>>>>>
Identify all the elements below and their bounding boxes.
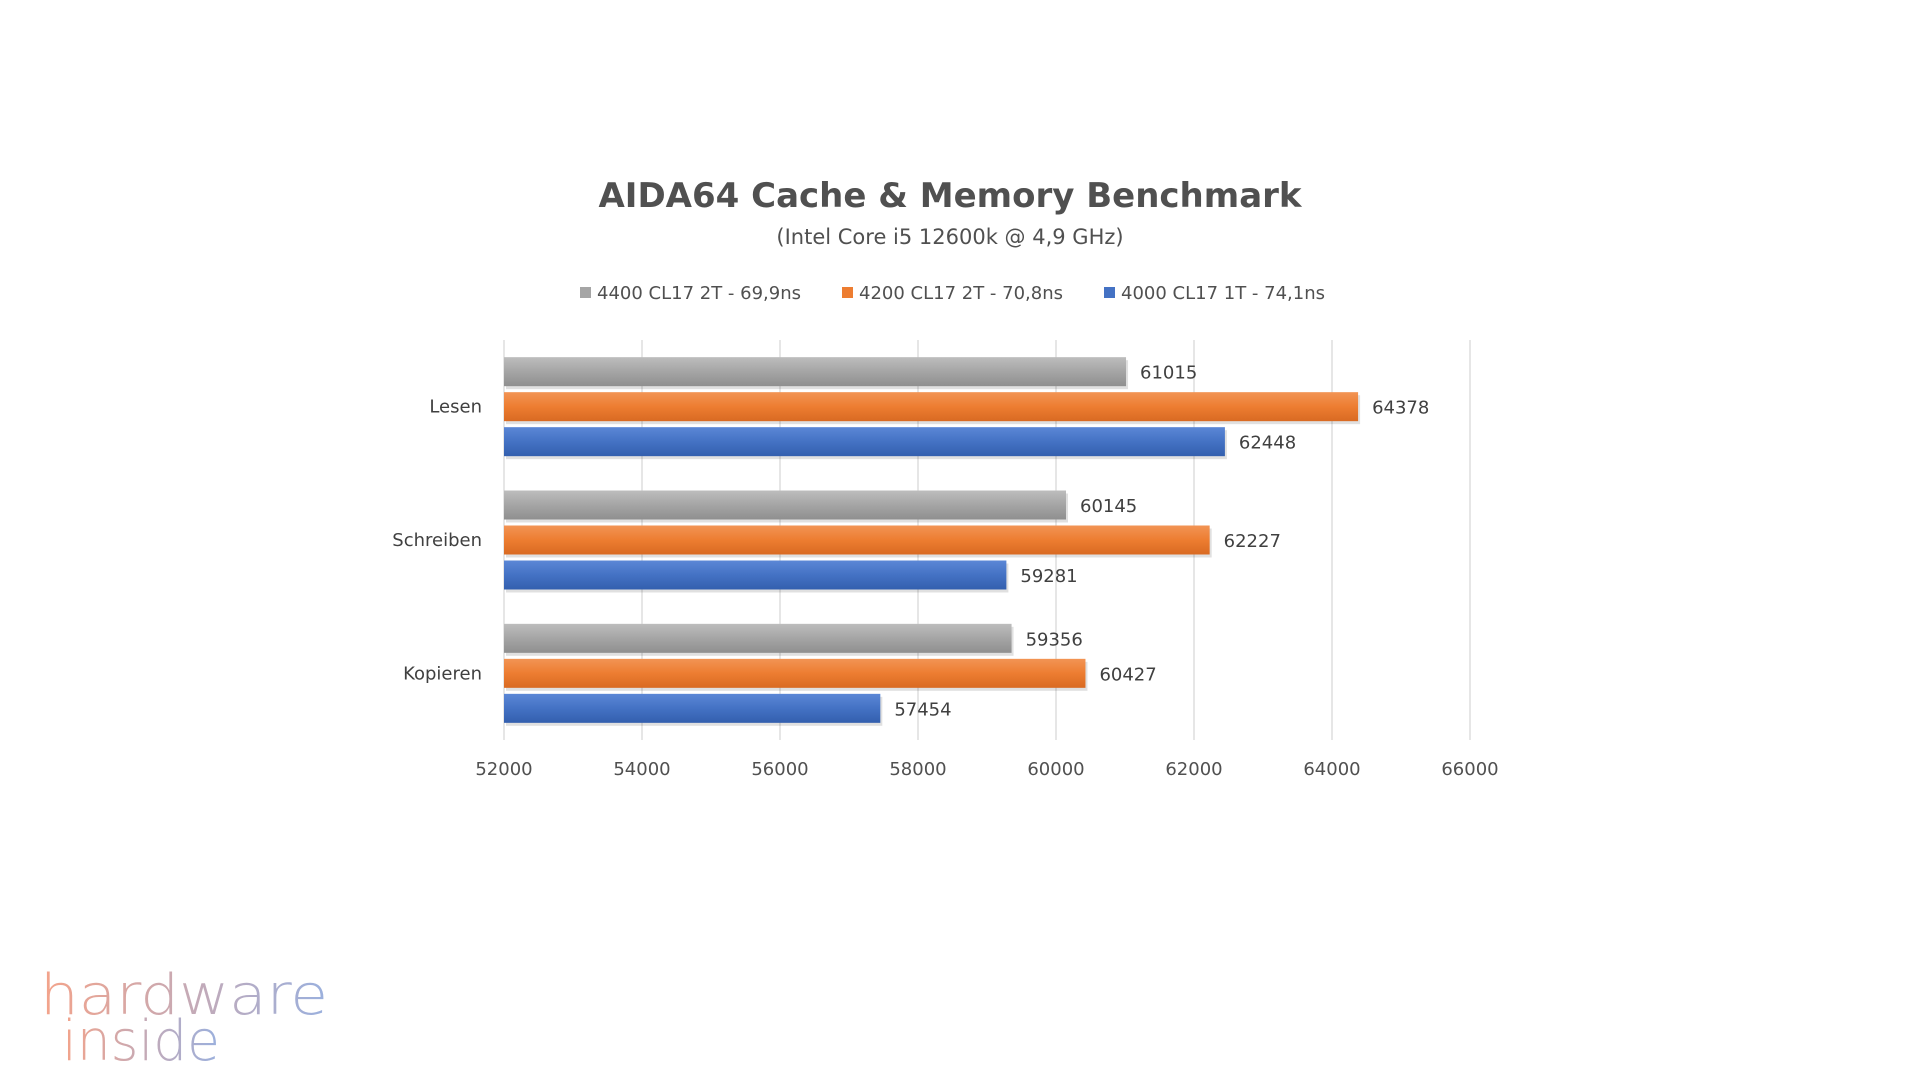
logo-word-hardware: hardware [40, 968, 328, 1028]
category-label: Kopieren [403, 663, 482, 684]
bar-value-label: 62227 [1224, 531, 1281, 552]
legend: 4400 CL17 2T - 69,9ns 4200 CL17 2T - 70,8… [580, 283, 1325, 304]
chart-subtitle: (Intel Core i5 12600k @ 4,9 GHz) [776, 225, 1123, 249]
bar [504, 392, 1359, 422]
category-labels: Lesen Schreiben Kopieren [392, 397, 482, 685]
x-tick-label: 54000 [613, 759, 670, 780]
bar-value-label: 62448 [1239, 433, 1296, 454]
category-label: Lesen [429, 397, 482, 418]
legend-label: 4000 CL17 1T - 74,1ns [1121, 283, 1325, 304]
legend-swatch [580, 287, 591, 298]
bar [504, 490, 1067, 520]
bar [504, 693, 881, 723]
bar [504, 357, 1127, 387]
hardware-inside-logo: hardware inside [40, 968, 328, 1068]
bar-value-label: 59281 [1020, 566, 1077, 587]
bar-value-label: 59356 [1026, 629, 1083, 650]
bar [504, 427, 1225, 457]
x-axis-ticks: 52000 54000 56000 58000 60000 62000 64000 66000 [475, 759, 1498, 780]
x-tick-label: 58000 [889, 759, 946, 780]
x-tick-label: 56000 [751, 759, 808, 780]
bar-value-label: 64378 [1372, 398, 1429, 419]
bar-value-label: 60427 [1099, 664, 1156, 685]
bar-value-label: 60145 [1080, 496, 1137, 517]
legend-label: 4400 CL17 2T - 69,9ns [597, 283, 801, 304]
bars: 61015 64378 62448 60145 62227 59281 59356 60427… [504, 357, 1429, 726]
bar [504, 560, 1007, 590]
bar-value-label: 57454 [894, 699, 951, 720]
x-tick-label: 60000 [1027, 759, 1084, 780]
category-label: Schreiben [392, 530, 482, 551]
bar [504, 525, 1210, 555]
legend-swatch [1104, 287, 1115, 298]
bar-value-label: 61015 [1140, 363, 1197, 384]
legend-label: 4200 CL17 2T - 70,8ns [859, 283, 1063, 304]
chart-title: AIDA64 Cache & Memory Benchmark [598, 176, 1302, 216]
x-tick-label: 66000 [1441, 759, 1498, 780]
x-tick-label: 62000 [1165, 759, 1222, 780]
bar [504, 623, 1012, 653]
x-tick-label: 64000 [1303, 759, 1360, 780]
x-tick-label: 52000 [475, 759, 532, 780]
bar [504, 658, 1086, 688]
logo-word-inside: inside [62, 1009, 220, 1068]
legend-swatch [842, 287, 853, 298]
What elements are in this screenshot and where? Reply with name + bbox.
<<<<<
Write out every line of the rows above word for word, leaving out the pictures.

Identify all the elements below and their bounding boxes.
logo-word-hardware: hardware [40, 968, 328, 1028]
category-label: Kopieren [403, 663, 482, 684]
bar-value-label: 62227 [1224, 531, 1281, 552]
legend: 4400 CL17 2T - 69,9ns 4200 CL17 2T - 70,8… [580, 283, 1325, 304]
chart-subtitle: (Intel Core i5 12600k @ 4,9 GHz) [776, 225, 1123, 249]
bar [504, 392, 1359, 422]
category-labels: Lesen Schreiben Kopieren [392, 397, 482, 685]
x-tick-label: 54000 [613, 759, 670, 780]
bar-value-label: 62448 [1239, 433, 1296, 454]
category-label: Lesen [429, 397, 482, 418]
legend-label: 4000 CL17 1T - 74,1ns [1121, 283, 1325, 304]
legend-swatch [580, 287, 591, 298]
bar [504, 490, 1067, 520]
bar [504, 693, 881, 723]
bar [504, 357, 1127, 387]
hardware-inside-logo: hardware inside [40, 968, 328, 1068]
bar-value-label: 59281 [1020, 566, 1077, 587]
bar-value-label: 59356 [1026, 629, 1083, 650]
bar [504, 427, 1225, 457]
x-axis-ticks: 52000 54000 56000 58000 60000 62000 64000 66000 [475, 759, 1498, 780]
x-tick-label: 58000 [889, 759, 946, 780]
x-tick-label: 56000 [751, 759, 808, 780]
bar-value-label: 64378 [1372, 398, 1429, 419]
bar-value-label: 60427 [1099, 664, 1156, 685]
bar-value-label: 60145 [1080, 496, 1137, 517]
legend-label: 4400 CL17 2T - 69,9ns [597, 283, 801, 304]
bars: 61015 64378 62448 60145 62227 59281 59356 60427… [504, 357, 1429, 726]
bar [504, 560, 1007, 590]
bar-value-label: 57454 [894, 699, 951, 720]
x-tick-label: 60000 [1027, 759, 1084, 780]
category-label: Schreiben [392, 530, 482, 551]
bar [504, 525, 1210, 555]
legend-swatch [1104, 287, 1115, 298]
bar-value-label: 61015 [1140, 363, 1197, 384]
legend-label: 4200 CL17 2T - 70,8ns [859, 283, 1063, 304]
chart-title: AIDA64 Cache & Memory Benchmark [598, 176, 1302, 216]
x-tick-label: 66000 [1441, 759, 1498, 780]
x-tick-label: 62000 [1165, 759, 1222, 780]
bar [504, 623, 1012, 653]
x-tick-label: 64000 [1303, 759, 1360, 780]
x-tick-label: 52000 [475, 759, 532, 780]
bar [504, 658, 1086, 688]
logo-word-inside: inside [62, 1009, 220, 1068]
legend-swatch [842, 287, 853, 298]
What elements are in this screenshot and where? Reply with name + bbox.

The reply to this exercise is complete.